▶ **Task goal**
Using the listing below, please gather every line containing the word "tree".

▶ **Rows**

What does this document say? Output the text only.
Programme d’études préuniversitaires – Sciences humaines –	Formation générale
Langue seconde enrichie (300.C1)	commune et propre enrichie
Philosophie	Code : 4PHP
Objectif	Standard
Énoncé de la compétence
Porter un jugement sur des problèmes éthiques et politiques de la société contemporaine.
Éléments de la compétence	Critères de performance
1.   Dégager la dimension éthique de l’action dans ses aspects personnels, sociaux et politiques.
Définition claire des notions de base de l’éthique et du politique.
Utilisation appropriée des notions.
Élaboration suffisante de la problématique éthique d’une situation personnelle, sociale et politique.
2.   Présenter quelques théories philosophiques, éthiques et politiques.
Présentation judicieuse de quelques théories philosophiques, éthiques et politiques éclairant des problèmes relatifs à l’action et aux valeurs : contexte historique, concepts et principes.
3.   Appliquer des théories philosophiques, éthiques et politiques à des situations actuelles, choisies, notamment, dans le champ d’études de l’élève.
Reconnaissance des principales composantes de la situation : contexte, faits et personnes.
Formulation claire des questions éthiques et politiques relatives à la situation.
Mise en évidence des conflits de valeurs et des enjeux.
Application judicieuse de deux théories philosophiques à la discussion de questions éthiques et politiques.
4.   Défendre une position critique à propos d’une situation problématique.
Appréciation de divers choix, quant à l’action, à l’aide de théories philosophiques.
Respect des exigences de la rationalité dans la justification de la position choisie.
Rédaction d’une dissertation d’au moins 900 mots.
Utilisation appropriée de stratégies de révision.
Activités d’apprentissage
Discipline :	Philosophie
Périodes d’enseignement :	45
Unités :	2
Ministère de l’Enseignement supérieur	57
---
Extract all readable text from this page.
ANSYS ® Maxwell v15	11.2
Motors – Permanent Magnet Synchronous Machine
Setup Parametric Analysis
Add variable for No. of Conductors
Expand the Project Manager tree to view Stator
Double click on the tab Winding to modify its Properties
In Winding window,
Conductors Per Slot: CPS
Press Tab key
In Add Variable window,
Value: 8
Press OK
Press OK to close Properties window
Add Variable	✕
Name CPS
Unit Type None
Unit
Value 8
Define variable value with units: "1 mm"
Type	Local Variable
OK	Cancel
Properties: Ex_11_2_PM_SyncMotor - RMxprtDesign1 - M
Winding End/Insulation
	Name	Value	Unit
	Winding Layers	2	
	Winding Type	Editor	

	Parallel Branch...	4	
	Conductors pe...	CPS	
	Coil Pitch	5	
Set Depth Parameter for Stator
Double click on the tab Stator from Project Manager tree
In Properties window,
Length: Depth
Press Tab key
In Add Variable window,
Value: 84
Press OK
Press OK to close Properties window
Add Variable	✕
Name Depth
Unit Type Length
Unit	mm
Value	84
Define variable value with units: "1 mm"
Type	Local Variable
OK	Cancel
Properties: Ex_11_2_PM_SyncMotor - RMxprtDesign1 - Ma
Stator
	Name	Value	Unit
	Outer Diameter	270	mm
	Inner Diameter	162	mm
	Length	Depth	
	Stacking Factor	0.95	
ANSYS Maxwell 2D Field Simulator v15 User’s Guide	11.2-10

▶ **Completed task**
Expand the Project Manager tree to view Stator
Double click on the tab Stator from Project Manager tree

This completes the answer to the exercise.